Dataset records
****

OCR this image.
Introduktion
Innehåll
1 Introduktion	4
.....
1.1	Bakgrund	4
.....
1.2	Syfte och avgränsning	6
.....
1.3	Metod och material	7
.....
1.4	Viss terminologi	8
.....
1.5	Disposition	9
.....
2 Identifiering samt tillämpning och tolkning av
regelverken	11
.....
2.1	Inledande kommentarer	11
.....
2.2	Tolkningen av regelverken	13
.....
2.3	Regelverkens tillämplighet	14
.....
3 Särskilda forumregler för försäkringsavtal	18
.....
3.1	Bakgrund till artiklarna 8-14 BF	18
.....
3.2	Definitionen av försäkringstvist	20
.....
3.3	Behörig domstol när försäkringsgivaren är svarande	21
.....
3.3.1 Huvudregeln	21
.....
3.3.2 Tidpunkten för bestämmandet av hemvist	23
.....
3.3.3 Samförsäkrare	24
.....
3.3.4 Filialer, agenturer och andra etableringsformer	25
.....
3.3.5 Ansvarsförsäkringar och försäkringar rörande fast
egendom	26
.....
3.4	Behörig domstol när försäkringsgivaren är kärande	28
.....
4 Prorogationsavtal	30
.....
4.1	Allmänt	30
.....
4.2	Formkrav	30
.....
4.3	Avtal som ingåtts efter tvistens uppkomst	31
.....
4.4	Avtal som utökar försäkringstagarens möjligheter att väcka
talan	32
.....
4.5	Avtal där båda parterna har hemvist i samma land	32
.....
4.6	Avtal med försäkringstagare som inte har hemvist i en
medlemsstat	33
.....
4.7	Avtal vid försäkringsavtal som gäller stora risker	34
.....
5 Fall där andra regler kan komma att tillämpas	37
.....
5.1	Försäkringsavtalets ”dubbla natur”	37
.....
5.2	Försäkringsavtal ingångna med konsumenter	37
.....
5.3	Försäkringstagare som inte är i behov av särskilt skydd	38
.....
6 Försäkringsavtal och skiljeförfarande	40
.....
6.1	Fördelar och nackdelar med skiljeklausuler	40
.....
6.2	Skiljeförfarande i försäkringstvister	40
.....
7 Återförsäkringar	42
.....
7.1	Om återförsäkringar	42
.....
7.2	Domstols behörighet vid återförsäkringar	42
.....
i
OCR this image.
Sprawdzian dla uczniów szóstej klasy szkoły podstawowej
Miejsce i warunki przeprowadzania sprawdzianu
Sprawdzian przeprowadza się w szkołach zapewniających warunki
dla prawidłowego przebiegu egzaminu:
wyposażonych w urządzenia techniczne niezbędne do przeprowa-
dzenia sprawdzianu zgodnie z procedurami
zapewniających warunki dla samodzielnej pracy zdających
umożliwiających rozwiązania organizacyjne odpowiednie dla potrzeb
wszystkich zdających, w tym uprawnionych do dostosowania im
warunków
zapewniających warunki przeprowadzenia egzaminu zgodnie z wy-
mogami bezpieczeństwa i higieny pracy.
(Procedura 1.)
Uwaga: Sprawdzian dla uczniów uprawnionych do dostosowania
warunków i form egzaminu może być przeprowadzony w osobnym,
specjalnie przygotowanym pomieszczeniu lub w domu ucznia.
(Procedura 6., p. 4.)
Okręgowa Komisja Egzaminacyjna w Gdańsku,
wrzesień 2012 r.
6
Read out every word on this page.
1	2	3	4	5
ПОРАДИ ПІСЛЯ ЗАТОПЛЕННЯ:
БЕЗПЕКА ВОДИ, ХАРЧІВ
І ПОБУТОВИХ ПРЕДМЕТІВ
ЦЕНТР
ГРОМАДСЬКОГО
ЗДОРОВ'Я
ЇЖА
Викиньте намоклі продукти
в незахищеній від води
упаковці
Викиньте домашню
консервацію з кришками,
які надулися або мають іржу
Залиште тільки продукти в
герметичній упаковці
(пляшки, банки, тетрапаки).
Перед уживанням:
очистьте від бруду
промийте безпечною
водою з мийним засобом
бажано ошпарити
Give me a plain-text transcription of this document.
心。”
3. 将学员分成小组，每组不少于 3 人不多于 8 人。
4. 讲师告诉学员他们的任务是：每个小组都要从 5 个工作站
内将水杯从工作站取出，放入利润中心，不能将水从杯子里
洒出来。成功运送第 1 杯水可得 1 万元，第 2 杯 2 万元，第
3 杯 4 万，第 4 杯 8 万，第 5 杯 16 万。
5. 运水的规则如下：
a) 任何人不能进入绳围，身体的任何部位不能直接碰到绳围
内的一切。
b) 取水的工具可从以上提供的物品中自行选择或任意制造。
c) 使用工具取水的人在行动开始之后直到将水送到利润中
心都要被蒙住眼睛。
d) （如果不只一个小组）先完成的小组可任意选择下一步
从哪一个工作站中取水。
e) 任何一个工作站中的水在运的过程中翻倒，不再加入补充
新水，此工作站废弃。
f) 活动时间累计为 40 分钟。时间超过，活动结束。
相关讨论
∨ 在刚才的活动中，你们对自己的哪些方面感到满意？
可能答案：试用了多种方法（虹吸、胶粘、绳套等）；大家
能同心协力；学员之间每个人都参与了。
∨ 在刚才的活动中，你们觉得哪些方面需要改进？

****

What you have to do: Set every line of the listing down word for word.

Output for this exercise:
OCR this image.
Introduktion
Innehåll
1 Introduktion	4
.....
1.1	Bakgrund	4
.....
1.2	Syfte och avgränsning	6
.....
1.3	Metod och material	7
.....
1.4	Viss terminologi	8
.....
1.5	Disposition	9
.....
2 Identifiering samt tillämpning och tolkning av
regelverken	11
.....
2.1	Inledande kommentarer	11
.....
2.2	Tolkningen av regelverken	13
.....
2.3	Regelverkens tillämplighet	14
.....
3 Särskilda forumregler för försäkringsavtal	18
.....
3.1	Bakgrund till artiklarna 8-14 BF	18
.....
3.2	Definitionen av försäkringstvist	20
.....
3.3	Behörig domstol när försäkringsgivaren är svarande	21
.....
3.3.1 Huvudregeln	21
.....
3.3.2 Tidpunkten för bestämmandet av hemvist	23
.....
3.3.3 Samförsäkrare	24
.....
3.3.4 Filialer, agenturer och andra etableringsformer	25
.....
3.3.5 Ansvarsförsäkringar och försäkringar rörande fast
egendom	26
.....
3.4	Behörig domstol när försäkringsgivaren är kärande	28
.....
4 Prorogationsavtal	30
.....
4.1	Allmänt	30
.....
4.2	Formkrav	30
.....
4.3	Avtal som ingåtts efter tvistens uppkomst	31
.....
4.4	Avtal som utökar försäkringstagarens möjligheter att väcka
talan	32
.....
4.5	Avtal där båda parterna har hemvist i samma land	32
.....
4.6	Avtal med försäkringstagare som inte har hemvist i en
medlemsstat	33
.....
4.7	Avtal vid försäkringsavtal som gäller stora risker	34
.....
5 Fall där andra regler kan komma att tillämpas	37
.....
5.1	Försäkringsavtalets ”dubbla natur”	37
.....
5.2	Försäkringsavtal ingångna med konsumenter	37
.....
5.3	Försäkringstagare som inte är i behov av särskilt skydd	38
.....
6 Försäkringsavtal och skiljeförfarande	40
.....
6.1	Fördelar och nackdelar med skiljeklausuler	40
.....
6.2	Skiljeförfarande i försäkringstvister	40
.....
7 Återförsäkringar	42
.....
7.1	Om återförsäkringar	42
.....
7.2	Domstols behörighet vid återförsäkringar	42
.....
i
OCR this image.
Sprawdzian dla uczniów szóstej klasy szkoły podstawowej
Miejsce i warunki przeprowadzania sprawdzianu
Sprawdzian przeprowadza się w szkołach zapewniających warunki
dla prawidłowego przebiegu egzaminu:
wyposażonych w urządzenia techniczne niezbędne do przeprowa-
dzenia sprawdzianu zgodnie z procedurami
zapewniających warunki dla samodzielnej pracy zdających
umożliwiających rozwiązania organizacyjne odpowiednie dla potrzeb
wszystkich zdających, w tym uprawnionych do dostosowania im
warunków
zapewniających warunki przeprowadzenia egzaminu zgodnie z wy-
mogami bezpieczeństwa i higieny pracy.
(Procedura 1.)
Uwaga: Sprawdzian dla uczniów uprawnionych do dostosowania
warunków i form egzaminu może być przeprowadzony w osobnym,
specjalnie przygotowanym pomieszczeniu lub w domu ucznia.
(Procedura 6., p. 4.)
Okręgowa Komisja Egzaminacyjna w Gdańsku,
wrzesień 2012 r.
6
Read out every word on this page.
1	2	3	4	5
ПОРАДИ ПІСЛЯ ЗАТОПЛЕННЯ:
БЕЗПЕКА ВОДИ, ХАРЧІВ
І ПОБУТОВИХ ПРЕДМЕТІВ
ЦЕНТР
ГРОМАДСЬКОГО
ЗДОРОВ'Я
ЇЖА
Викиньте намоклі продукти
в незахищеній від води
упаковці
Викиньте домашню
консервацію з кришками,
які надулися або мають іржу
Залиште тільки продукти в
герметичній упаковці
(пляшки, банки, тетрапаки).
Перед уживанням:
очистьте від бруду
промийте безпечною
водою з мийним засобом
бажано ошпарити
Give me a plain-text transcription of this document.
心。”
3. 将学员分成小组，每组不少于 3 人不多于 8 人。
4. 讲师告诉学员他们的任务是：每个小组都要从 5 个工作站
内将水杯从工作站取出，放入利润中心，不能将水从杯子里
洒出来。成功运送第 1 杯水可得 1 万元，第 2 杯 2 万元，第
3 杯 4 万，第 4 杯 8 万，第 5 杯 16 万。
5. 运水的规则如下：
a) 任何人不能进入绳围，身体的任何部位不能直接碰到绳围
内的一切。
b) 取水的工具可从以上提供的物品中自行选择或任意制造。
c) 使用工具取水的人在行动开始之后直到将水送到利润中
心都要被蒙住眼睛。
d) （如果不只一个小组）先完成的小组可任意选择下一步
从哪一个工作站中取水。
e) 任何一个工作站中的水在运的过程中翻倒，不再加入补充
新水，此工作站废弃。
f) 活动时间累计为 40 分钟。时间超过，活动结束。
相关讨论
∨ 在刚才的活动中，你们对自己的哪些方面感到满意？
可能答案：试用了多种方法（虹吸、胶粘、绳套等）；大家
能同心协力；学员之间每个人都参与了。
∨ 在刚才的活动中，你们觉得哪些方面需要改进？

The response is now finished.